REQUEST
Skip the pictures. Copy all the rest of the records down exactly.

MATERIAL
========================================

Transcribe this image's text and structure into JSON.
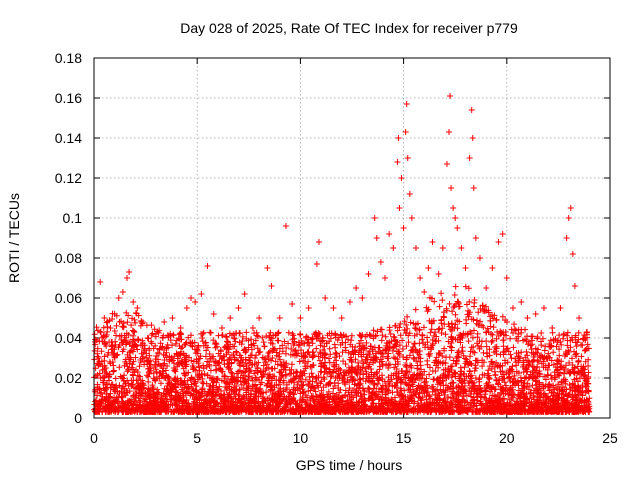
{
  "chart_data": {
    "type": "scatter",
    "title": "Day 028 of 2025, Rate Of TEC Index for receiver p779",
    "xlabel": "GPS time / hours",
    "ylabel": "ROTI / TECUs",
    "xlim": [
      0,
      25
    ],
    "ylim": [
      0,
      0.18
    ],
    "x_ticks": [
      0,
      5,
      10,
      15,
      20,
      25
    ],
    "x_tick_labels": [
      "0",
      "5",
      "10",
      "15",
      "20",
      "25"
    ],
    "y_ticks": [
      0,
      0.02,
      0.04,
      0.06,
      0.08,
      0.1,
      0.12,
      0.14,
      0.16,
      0.18
    ],
    "y_tick_labels": [
      "0",
      "0.02",
      "0.04",
      "0.06",
      "0.08",
      "0.1",
      "0.12",
      "0.14",
      "0.16",
      "0.18"
    ],
    "grid": true,
    "marker": "+",
    "marker_color": "#ff0000",
    "background_density_note": "Dense band of points between 0.003 and 0.04 TECU across 0-24 h",
    "series": [
      {
        "name": "ROTI",
        "color": "#ff0000",
        "points": [
          [
            0.3,
            0.068
          ],
          [
            0.5,
            0.05
          ],
          [
            0.8,
            0.045
          ],
          [
            1.0,
            0.052
          ],
          [
            1.2,
            0.06
          ],
          [
            1.4,
            0.063
          ],
          [
            1.6,
            0.07
          ],
          [
            1.7,
            0.073
          ],
          [
            1.9,
            0.058
          ],
          [
            2.1,
            0.055
          ],
          [
            2.3,
            0.048
          ],
          [
            2.6,
            0.04
          ],
          [
            3.0,
            0.042
          ],
          [
            3.4,
            0.048
          ],
          [
            3.8,
            0.05
          ],
          [
            4.2,
            0.045
          ],
          [
            4.5,
            0.055
          ],
          [
            4.7,
            0.06
          ],
          [
            4.9,
            0.058
          ],
          [
            5.2,
            0.062
          ],
          [
            5.5,
            0.076
          ],
          [
            5.8,
            0.052
          ],
          [
            6.2,
            0.045
          ],
          [
            6.6,
            0.05
          ],
          [
            7.0,
            0.055
          ],
          [
            7.3,
            0.062
          ],
          [
            7.7,
            0.045
          ],
          [
            8.0,
            0.05
          ],
          [
            8.4,
            0.075
          ],
          [
            8.6,
            0.066
          ],
          [
            9.0,
            0.05
          ],
          [
            9.3,
            0.096
          ],
          [
            9.6,
            0.057
          ],
          [
            10.0,
            0.05
          ],
          [
            10.4,
            0.055
          ],
          [
            10.8,
            0.077
          ],
          [
            10.9,
            0.088
          ],
          [
            11.2,
            0.06
          ],
          [
            11.6,
            0.055
          ],
          [
            12.0,
            0.05
          ],
          [
            12.4,
            0.058
          ],
          [
            12.7,
            0.065
          ],
          [
            13.0,
            0.06
          ],
          [
            13.3,
            0.072
          ],
          [
            13.6,
            0.1
          ],
          [
            13.7,
            0.09
          ],
          [
            13.9,
            0.078
          ],
          [
            14.1,
            0.07
          ],
          [
            14.3,
            0.092
          ],
          [
            14.5,
            0.085
          ],
          [
            14.7,
            0.128
          ],
          [
            14.75,
            0.14
          ],
          [
            14.8,
            0.105
          ],
          [
            14.9,
            0.12
          ],
          [
            15.0,
            0.095
          ],
          [
            15.1,
            0.143
          ],
          [
            15.15,
            0.157
          ],
          [
            15.2,
            0.13
          ],
          [
            15.3,
            0.112
          ],
          [
            15.4,
            0.1
          ],
          [
            15.6,
            0.085
          ],
          [
            15.8,
            0.07
          ],
          [
            16.0,
            0.063
          ],
          [
            16.2,
            0.075
          ],
          [
            16.4,
            0.088
          ],
          [
            16.7,
            0.072
          ],
          [
            16.9,
            0.085
          ],
          [
            17.1,
            0.127
          ],
          [
            17.2,
            0.143
          ],
          [
            17.25,
            0.161
          ],
          [
            17.3,
            0.115
          ],
          [
            17.4,
            0.105
          ],
          [
            17.5,
            0.1
          ],
          [
            17.6,
            0.095
          ],
          [
            17.8,
            0.085
          ],
          [
            18.0,
            0.075
          ],
          [
            18.2,
            0.13
          ],
          [
            18.3,
            0.154
          ],
          [
            18.35,
            0.14
          ],
          [
            18.4,
            0.115
          ],
          [
            18.5,
            0.09
          ],
          [
            18.7,
            0.08
          ],
          [
            19.0,
            0.065
          ],
          [
            19.3,
            0.075
          ],
          [
            19.6,
            0.088
          ],
          [
            19.8,
            0.092
          ],
          [
            20.0,
            0.07
          ],
          [
            20.3,
            0.055
          ],
          [
            20.7,
            0.058
          ],
          [
            21.0,
            0.05
          ],
          [
            21.4,
            0.052
          ],
          [
            21.8,
            0.055
          ],
          [
            22.2,
            0.045
          ],
          [
            22.6,
            0.055
          ],
          [
            22.9,
            0.09
          ],
          [
            23.0,
            0.1
          ],
          [
            23.1,
            0.105
          ],
          [
            23.2,
            0.082
          ],
          [
            23.3,
            0.066
          ],
          [
            23.5,
            0.05
          ],
          [
            23.8,
            0.04
          ]
        ]
      }
    ]
  }
}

========================================

SOLUTION BELOW
Transcribe this image's text and structure into JSON.
{
  "chart_data": {
    "type": "scatter",
    "title": "Day 028 of 2025, Rate Of TEC Index for receiver p779",
    "xlabel": "GPS time / hours",
    "ylabel": "ROTI / TECUs",
    "xlim": [
      0,
      25
    ],
    "ylim": [
      0,
      0.18
    ],
    "x_ticks": [
      0,
      5,
      10,
      15,
      20,
      25
    ],
    "x_tick_labels": [
      "0",
      "5",
      "10",
      "15",
      "20",
      "25"
    ],
    "y_ticks": [
      0,
      0.02,
      0.04,
      0.06,
      0.08,
      0.1,
      0.12,
      0.14,
      0.16,
      0.18
    ],
    "y_tick_labels": [
      "0",
      "0.02",
      "0.04",
      "0.06",
      "0.08",
      "0.1",
      "0.12",
      "0.14",
      "0.16",
      "0.18"
    ],
    "grid": true,
    "marker": "+",
    "marker_color": "#ff0000",
    "background_density_note": "Dense band of points between 0.003 and 0.04 TECU across 0-24 h",
    "series": [
      {
        "name": "ROTI",
        "color": "#ff0000",
        "points": [
          [
            0.3,
            0.068
          ],
          [
            0.5,
            0.05
          ],
          [
            0.8,
            0.045
          ],
          [
            1.0,
            0.052
          ],
          [
            1.2,
            0.06
          ],
          [
            1.4,
            0.063
          ],
          [
            1.6,
            0.07
          ],
          [
            1.7,
            0.073
          ],
          [
            1.9,
            0.058
          ],
          [
            2.1,
            0.055
          ],
          [
            2.3,
            0.048
          ],
          [
            2.6,
            0.04
          ],
          [
            3.0,
            0.042
          ],
          [
            3.4,
            0.048
          ],
          [
            3.8,
            0.05
          ],
          [
            4.2,
            0.045
          ],
          [
            4.5,
            0.055
          ],
          [
            4.7,
            0.06
          ],
          [
            4.9,
            0.058
          ],
          [
            5.2,
            0.062
          ],
          [
            5.5,
            0.076
          ],
          [
            5.8,
            0.052
          ],
          [
            6.2,
            0.045
          ],
          [
            6.6,
            0.05
          ],
          [
            7.0,
            0.055
          ],
          [
            7.3,
            0.062
          ],
          [
            7.7,
            0.045
          ],
          [
            8.0,
            0.05
          ],
          [
            8.4,
            0.075
          ],
          [
            8.6,
            0.066
          ],
          [
            9.0,
            0.05
          ],
          [
            9.3,
            0.096
          ],
          [
            9.6,
            0.057
          ],
          [
            10.0,
            0.05
          ],
          [
            10.4,
            0.055
          ],
          [
            10.8,
            0.077
          ],
          [
            10.9,
            0.088
          ],
          [
            11.2,
            0.06
          ],
          [
            11.6,
            0.055
          ],
          [
            12.0,
            0.05
          ],
          [
            12.4,
            0.058
          ],
          [
            12.7,
            0.065
          ],
          [
            13.0,
            0.06
          ],
          [
            13.3,
            0.072
          ],
          [
            13.6,
            0.1
          ],
          [
            13.7,
            0.09
          ],
          [
            13.9,
            0.078
          ],
          [
            14.1,
            0.07
          ],
          [
            14.3,
            0.092
          ],
          [
            14.5,
            0.085
          ],
          [
            14.7,
            0.128
          ],
          [
            14.75,
            0.14
          ],
          [
            14.8,
            0.105
          ],
          [
            14.9,
            0.12
          ],
          [
            15.0,
            0.095
          ],
          [
            15.1,
            0.143
          ],
          [
            15.15,
            0.157
          ],
          [
            15.2,
            0.13
          ],
          [
            15.3,
            0.112
          ],
          [
            15.4,
            0.1
          ],
          [
            15.6,
            0.085
          ],
          [
            15.8,
            0.07
          ],
          [
            16.0,
            0.063
          ],
          [
            16.2,
            0.075
          ],
          [
            16.4,
            0.088
          ],
          [
            16.7,
            0.072
          ],
          [
            16.9,
            0.085
          ],
          [
            17.1,
            0.127
          ],
          [
            17.2,
            0.143
          ],
          [
            17.25,
            0.161
          ],
          [
            17.3,
            0.115
          ],
          [
            17.4,
            0.105
          ],
          [
            17.5,
            0.1
          ],
          [
            17.6,
            0.095
          ],
          [
            17.8,
            0.085
          ],
          [
            18.0,
            0.075
          ],
          [
            18.2,
            0.13
          ],
          [
            18.3,
            0.154
          ],
          [
            18.35,
            0.14
          ],
          [
            18.4,
            0.115
          ],
          [
            18.5,
            0.09
          ],
          [
            18.7,
            0.08
          ],
          [
            19.0,
            0.065
          ],
          [
            19.3,
            0.075
          ],
          [
            19.6,
            0.088
          ],
          [
            19.8,
            0.092
          ],
          [
            20.0,
            0.07
          ],
          [
            20.3,
            0.055
          ],
          [
            20.7,
            0.058
          ],
          [
            21.0,
            0.05
          ],
          [
            21.4,
            0.052
          ],
          [
            21.8,
            0.055
          ],
          [
            22.2,
            0.045
          ],
          [
            22.6,
            0.055
          ],
          [
            22.9,
            0.09
          ],
          [
            23.0,
            0.1
          ],
          [
            23.1,
            0.105
          ],
          [
            23.2,
            0.082
          ],
          [
            23.3,
            0.066
          ],
          [
            23.5,
            0.05
          ],
          [
            23.8,
            0.04
          ]
        ]
      }
    ]
  }
}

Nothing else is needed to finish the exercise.